> [WORK TO BE COMPLETED]: Omit all images, then return the remaining material exactly as it stands.

-- START OF RECORD EXTRACTS --

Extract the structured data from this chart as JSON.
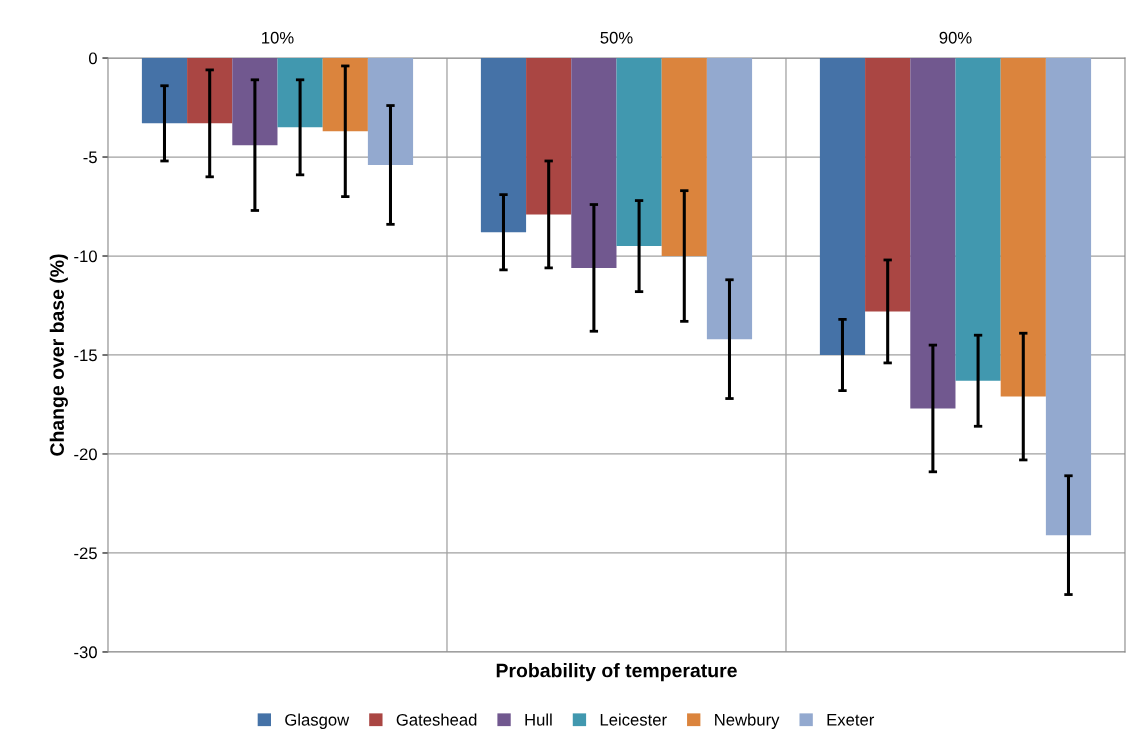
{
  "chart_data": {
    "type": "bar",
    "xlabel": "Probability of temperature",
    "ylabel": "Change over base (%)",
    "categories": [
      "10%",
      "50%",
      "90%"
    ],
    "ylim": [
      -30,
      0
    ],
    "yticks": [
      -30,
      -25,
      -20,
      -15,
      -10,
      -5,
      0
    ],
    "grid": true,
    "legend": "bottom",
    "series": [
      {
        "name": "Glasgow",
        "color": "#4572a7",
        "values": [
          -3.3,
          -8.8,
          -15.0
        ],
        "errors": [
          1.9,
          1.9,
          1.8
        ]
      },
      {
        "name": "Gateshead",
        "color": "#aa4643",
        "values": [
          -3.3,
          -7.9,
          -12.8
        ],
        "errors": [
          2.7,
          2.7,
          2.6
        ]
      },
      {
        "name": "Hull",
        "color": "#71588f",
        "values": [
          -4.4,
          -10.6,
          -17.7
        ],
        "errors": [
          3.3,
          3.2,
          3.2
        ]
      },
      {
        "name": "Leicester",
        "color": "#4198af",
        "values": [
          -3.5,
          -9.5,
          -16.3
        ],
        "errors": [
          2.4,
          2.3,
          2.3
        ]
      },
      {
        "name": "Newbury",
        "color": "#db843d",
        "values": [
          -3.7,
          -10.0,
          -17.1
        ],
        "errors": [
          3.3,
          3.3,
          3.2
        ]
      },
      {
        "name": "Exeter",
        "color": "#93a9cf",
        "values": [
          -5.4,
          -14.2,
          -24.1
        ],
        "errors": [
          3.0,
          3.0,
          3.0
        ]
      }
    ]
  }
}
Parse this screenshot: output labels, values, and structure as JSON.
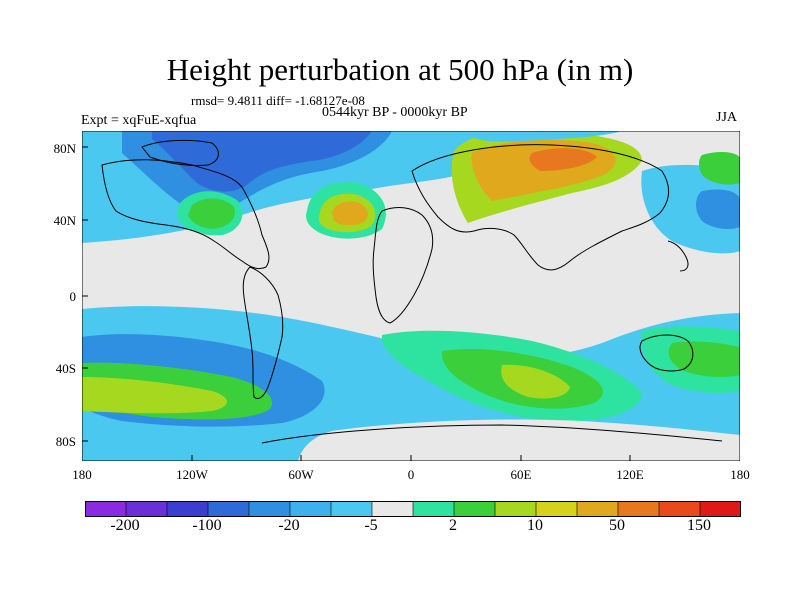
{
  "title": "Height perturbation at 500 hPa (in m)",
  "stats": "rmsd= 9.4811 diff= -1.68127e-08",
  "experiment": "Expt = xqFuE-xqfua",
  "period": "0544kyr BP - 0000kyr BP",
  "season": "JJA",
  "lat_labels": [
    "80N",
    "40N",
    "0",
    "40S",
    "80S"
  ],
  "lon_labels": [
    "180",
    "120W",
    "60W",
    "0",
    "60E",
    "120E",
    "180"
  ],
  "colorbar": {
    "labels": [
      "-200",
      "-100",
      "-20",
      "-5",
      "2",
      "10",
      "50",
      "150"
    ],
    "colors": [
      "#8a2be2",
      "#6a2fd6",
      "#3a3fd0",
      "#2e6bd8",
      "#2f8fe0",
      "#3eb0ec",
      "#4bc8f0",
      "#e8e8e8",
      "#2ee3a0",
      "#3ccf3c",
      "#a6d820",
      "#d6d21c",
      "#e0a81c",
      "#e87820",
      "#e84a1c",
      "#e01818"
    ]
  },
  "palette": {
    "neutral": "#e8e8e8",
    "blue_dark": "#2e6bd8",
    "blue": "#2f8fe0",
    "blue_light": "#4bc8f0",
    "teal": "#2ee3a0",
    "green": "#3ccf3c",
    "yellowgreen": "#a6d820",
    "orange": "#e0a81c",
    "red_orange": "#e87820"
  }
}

-- END OF RECORD EXTRACTS --

> [EXERCISE SOLUTION]:
Extract the structured data from this chart as JSON.
{
  "chart_data": {
    "type": "bar",
    "xlabel": "Probability of temperature",
    "ylabel": "Change over base (%)",
    "categories": [
      "10%",
      "50%",
      "90%"
    ],
    "ylim": [
      -30,
      0
    ],
    "yticks": [
      -30,
      -25,
      -20,
      -15,
      -10,
      -5,
      0
    ],
    "grid": true,
    "legend": "bottom",
    "series": [
      {
        "name": "Glasgow",
        "color": "#4572a7",
        "values": [
          -3.3,
          -8.8,
          -15.0
        ],
        "errors": [
          1.9,
          1.9,
          1.8
        ]
      },
      {
        "name": "Gateshead",
        "color": "#aa4643",
        "values": [
          -3.3,
          -7.9,
          -12.8
        ],
        "errors": [
          2.7,
          2.7,
          2.6
        ]
      },
      {
        "name": "Hull",
        "color": "#71588f",
        "values": [
          -4.4,
          -10.6,
          -17.7
        ],
        "errors": [
          3.3,
          3.2,
          3.2
        ]
      },
      {
        "name": "Leicester",
        "color": "#4198af",
        "values": [
          -3.5,
          -9.5,
          -16.3
        ],
        "errors": [
          2.4,
          2.3,
          2.3
        ]
      },
      {
        "name": "Newbury",
        "color": "#db843d",
        "values": [
          -3.7,
          -10.0,
          -17.1
        ],
        "errors": [
          3.3,
          3.3,
          3.2
        ]
      },
      {
        "name": "Exeter",
        "color": "#93a9cf",
        "values": [
          -5.4,
          -14.2,
          -24.1
        ],
        "errors": [
          3.0,
          3.0,
          3.0
        ]
      }
    ]
  }
}
Parse this screenshot: output labels, values, and structure as JSON.
{
  "title": "Height perturbation at 500 hPa (in m)",
  "stats": "rmsd= 9.4811 diff= -1.68127e-08",
  "experiment": "Expt = xqFuE-xqfua",
  "period": "0544kyr BP - 0000kyr BP",
  "season": "JJA",
  "lat_labels": [
    "80N",
    "40N",
    "0",
    "40S",
    "80S"
  ],
  "lon_labels": [
    "180",
    "120W",
    "60W",
    "0",
    "60E",
    "120E",
    "180"
  ],
  "colorbar": {
    "labels": [
      "-200",
      "-100",
      "-20",
      "-5",
      "2",
      "10",
      "50",
      "150"
    ],
    "colors": [
      "#8a2be2",
      "#6a2fd6",
      "#3a3fd0",
      "#2e6bd8",
      "#2f8fe0",
      "#3eb0ec",
      "#4bc8f0",
      "#e8e8e8",
      "#2ee3a0",
      "#3ccf3c",
      "#a6d820",
      "#d6d21c",
      "#e0a81c",
      "#e87820",
      "#e84a1c",
      "#e01818"
    ]
  },
  "palette": {
    "neutral": "#e8e8e8",
    "blue_dark": "#2e6bd8",
    "blue": "#2f8fe0",
    "blue_light": "#4bc8f0",
    "teal": "#2ee3a0",
    "green": "#3ccf3c",
    "yellowgreen": "#a6d820",
    "orange": "#e0a81c",
    "red_orange": "#e87820"
  }
}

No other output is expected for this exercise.